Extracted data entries

********************

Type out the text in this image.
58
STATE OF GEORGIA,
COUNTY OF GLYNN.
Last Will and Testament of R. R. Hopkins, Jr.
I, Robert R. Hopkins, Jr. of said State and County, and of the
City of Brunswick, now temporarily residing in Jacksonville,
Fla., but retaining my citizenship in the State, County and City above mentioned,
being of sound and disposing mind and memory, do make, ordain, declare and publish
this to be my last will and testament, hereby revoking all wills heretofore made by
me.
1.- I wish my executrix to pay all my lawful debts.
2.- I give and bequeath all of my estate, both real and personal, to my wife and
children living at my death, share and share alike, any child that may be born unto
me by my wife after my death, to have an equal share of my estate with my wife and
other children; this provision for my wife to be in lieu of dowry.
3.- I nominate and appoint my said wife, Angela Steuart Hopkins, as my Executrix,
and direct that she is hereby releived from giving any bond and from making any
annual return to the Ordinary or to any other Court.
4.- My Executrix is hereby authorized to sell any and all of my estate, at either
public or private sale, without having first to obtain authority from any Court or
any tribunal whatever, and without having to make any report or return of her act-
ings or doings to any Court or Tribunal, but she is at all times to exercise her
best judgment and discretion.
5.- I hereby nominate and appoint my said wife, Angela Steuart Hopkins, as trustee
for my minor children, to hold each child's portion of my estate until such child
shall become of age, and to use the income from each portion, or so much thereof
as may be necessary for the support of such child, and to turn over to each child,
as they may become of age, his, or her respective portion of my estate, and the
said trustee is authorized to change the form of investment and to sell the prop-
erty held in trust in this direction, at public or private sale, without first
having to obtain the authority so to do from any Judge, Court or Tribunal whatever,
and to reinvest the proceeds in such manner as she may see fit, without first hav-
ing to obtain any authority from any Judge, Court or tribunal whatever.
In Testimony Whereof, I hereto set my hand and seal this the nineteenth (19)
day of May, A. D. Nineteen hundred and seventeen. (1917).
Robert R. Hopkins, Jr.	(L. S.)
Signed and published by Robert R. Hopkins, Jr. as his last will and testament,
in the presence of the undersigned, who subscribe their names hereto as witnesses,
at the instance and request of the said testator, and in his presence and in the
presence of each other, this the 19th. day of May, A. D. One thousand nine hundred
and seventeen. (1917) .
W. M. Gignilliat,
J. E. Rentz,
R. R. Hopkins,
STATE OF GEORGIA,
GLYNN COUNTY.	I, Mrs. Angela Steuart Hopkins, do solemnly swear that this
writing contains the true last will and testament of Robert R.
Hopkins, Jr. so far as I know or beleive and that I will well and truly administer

********************

List each line holding the string "Robert".

* CORRECT RESULT *
I, Robert R. Hopkins, Jr. of said State and County, and of the
Robert R. Hopkins, Jr.	(L. S.)
Signed and published by Robert R. Hopkins, Jr. as his last will and testament,
writing contains the true last will and testament of Robert R.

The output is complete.